>> start

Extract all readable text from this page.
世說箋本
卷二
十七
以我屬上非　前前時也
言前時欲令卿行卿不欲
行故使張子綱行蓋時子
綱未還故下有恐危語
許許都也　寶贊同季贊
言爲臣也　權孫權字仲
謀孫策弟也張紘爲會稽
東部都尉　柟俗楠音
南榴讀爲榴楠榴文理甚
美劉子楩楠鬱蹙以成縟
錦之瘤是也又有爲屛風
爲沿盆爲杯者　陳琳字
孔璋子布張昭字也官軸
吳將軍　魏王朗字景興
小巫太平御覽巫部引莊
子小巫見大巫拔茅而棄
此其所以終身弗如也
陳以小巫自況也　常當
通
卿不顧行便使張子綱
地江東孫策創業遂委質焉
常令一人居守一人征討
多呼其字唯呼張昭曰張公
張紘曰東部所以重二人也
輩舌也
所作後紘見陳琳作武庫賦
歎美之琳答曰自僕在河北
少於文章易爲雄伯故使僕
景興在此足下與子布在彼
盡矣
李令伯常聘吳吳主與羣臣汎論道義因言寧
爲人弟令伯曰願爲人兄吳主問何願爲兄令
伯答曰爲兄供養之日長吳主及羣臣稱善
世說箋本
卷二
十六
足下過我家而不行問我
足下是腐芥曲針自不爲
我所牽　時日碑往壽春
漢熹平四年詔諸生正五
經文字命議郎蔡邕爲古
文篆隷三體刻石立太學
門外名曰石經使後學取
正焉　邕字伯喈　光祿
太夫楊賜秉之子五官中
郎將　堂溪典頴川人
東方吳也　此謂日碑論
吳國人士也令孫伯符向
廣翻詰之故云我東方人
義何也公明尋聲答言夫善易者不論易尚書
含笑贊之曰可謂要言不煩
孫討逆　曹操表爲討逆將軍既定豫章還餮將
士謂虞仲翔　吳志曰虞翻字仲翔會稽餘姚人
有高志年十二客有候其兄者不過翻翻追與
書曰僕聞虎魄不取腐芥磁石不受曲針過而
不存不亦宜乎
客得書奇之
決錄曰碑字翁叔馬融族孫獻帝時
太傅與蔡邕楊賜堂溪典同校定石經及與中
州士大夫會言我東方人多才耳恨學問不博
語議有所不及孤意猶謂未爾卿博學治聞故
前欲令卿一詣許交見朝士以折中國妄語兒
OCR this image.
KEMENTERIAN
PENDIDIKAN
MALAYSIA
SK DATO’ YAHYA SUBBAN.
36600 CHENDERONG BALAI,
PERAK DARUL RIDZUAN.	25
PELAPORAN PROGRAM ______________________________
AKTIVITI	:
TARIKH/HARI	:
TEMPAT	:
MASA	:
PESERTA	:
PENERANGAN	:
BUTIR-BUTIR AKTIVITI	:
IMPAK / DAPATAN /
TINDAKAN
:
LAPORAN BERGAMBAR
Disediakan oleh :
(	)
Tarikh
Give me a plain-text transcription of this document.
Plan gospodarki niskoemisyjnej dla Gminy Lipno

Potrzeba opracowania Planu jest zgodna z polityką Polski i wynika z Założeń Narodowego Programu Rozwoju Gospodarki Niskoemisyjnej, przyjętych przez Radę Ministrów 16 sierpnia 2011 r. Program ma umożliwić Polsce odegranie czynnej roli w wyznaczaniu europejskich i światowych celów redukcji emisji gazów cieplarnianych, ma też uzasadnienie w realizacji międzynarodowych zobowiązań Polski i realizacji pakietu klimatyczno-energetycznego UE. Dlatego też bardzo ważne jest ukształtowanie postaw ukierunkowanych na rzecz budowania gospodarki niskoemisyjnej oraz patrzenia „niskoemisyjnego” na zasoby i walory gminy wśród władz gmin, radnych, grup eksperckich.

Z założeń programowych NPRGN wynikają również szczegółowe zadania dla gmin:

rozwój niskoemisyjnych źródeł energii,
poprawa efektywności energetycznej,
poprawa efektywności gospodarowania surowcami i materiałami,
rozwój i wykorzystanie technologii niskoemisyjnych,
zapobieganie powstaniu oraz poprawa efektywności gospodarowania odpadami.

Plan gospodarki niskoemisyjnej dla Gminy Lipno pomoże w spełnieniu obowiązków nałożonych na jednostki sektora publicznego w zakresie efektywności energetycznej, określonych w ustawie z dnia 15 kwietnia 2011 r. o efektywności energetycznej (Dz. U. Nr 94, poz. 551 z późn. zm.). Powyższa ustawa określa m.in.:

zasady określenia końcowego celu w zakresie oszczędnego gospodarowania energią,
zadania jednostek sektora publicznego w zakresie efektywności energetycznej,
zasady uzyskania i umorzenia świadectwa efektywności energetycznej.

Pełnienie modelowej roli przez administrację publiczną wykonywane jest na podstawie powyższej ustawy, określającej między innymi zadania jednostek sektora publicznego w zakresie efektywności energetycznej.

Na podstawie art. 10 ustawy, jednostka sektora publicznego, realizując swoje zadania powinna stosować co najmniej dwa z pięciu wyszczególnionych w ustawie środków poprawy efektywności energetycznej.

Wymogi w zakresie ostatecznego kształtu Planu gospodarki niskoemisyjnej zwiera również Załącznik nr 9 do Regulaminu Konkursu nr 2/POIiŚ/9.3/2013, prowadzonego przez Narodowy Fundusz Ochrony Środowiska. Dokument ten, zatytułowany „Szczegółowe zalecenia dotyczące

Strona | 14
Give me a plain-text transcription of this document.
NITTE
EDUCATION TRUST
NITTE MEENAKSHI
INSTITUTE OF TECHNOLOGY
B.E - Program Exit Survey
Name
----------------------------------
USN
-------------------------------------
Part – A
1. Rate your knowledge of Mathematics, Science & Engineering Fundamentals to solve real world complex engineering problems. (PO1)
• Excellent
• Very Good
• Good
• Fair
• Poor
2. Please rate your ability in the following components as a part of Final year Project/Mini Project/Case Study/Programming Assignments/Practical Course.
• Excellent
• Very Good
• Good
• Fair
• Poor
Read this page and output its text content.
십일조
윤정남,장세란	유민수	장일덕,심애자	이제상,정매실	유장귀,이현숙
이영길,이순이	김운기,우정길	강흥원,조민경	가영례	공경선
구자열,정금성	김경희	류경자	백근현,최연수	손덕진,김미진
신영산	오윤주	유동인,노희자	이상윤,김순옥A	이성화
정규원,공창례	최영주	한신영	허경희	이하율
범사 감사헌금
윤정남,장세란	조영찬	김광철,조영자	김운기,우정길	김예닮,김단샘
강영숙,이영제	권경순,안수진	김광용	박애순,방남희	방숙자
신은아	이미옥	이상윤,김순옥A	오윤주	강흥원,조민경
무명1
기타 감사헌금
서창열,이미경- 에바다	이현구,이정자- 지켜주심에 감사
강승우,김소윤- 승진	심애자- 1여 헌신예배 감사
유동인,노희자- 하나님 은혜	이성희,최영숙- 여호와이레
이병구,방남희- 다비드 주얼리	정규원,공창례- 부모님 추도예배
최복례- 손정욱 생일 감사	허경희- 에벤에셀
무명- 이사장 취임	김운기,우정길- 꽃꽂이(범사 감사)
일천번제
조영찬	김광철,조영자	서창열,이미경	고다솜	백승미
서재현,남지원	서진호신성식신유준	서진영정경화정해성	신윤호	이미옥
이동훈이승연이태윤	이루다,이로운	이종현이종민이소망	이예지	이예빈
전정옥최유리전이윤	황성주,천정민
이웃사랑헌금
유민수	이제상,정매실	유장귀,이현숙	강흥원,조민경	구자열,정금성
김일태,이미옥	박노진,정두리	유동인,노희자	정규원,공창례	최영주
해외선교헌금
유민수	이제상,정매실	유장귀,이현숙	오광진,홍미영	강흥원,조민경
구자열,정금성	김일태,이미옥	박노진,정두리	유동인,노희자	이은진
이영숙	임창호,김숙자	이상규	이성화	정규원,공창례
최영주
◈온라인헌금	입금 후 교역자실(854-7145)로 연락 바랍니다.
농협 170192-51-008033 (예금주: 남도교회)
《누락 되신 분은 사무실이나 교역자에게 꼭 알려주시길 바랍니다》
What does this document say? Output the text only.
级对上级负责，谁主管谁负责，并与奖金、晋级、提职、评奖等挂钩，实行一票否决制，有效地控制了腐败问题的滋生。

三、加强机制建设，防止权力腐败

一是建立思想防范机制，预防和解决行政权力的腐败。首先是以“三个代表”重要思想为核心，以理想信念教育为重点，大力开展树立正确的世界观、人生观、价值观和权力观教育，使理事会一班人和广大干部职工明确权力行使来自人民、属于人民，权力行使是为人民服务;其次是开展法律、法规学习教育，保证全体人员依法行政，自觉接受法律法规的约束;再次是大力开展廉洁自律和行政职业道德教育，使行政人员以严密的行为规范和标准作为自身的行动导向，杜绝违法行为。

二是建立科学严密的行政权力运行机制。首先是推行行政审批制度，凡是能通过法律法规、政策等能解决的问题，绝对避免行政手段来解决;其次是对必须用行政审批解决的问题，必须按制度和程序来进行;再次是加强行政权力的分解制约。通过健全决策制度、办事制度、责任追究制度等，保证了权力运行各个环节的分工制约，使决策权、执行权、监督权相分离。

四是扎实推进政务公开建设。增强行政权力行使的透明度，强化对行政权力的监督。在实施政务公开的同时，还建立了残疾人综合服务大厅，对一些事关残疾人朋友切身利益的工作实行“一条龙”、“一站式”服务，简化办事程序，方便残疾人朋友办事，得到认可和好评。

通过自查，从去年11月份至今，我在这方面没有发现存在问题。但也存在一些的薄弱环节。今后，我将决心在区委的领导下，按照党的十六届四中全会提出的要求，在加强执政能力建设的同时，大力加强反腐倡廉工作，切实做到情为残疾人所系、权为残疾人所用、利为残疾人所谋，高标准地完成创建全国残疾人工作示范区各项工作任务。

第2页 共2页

>> end

WORK REQUIRED
Pick every line with "podstawie" in it and copy it.

EXERCISE ANSWER
Pełnienie modelowej roli przez administrację publiczną wykonywane jest na podstawie powyższej ustawy, określającej między innymi zadania jednostek sektora publicznego w zakresie efektywności energetycznej.
Na podstawie art. 10 ustawy, jednostka sektora publicznego, realizując swoje zadania powinna stosować co najmniej dwa z pięciu wyszczególnionych w ustawie środków poprawy efektywności energetycznej.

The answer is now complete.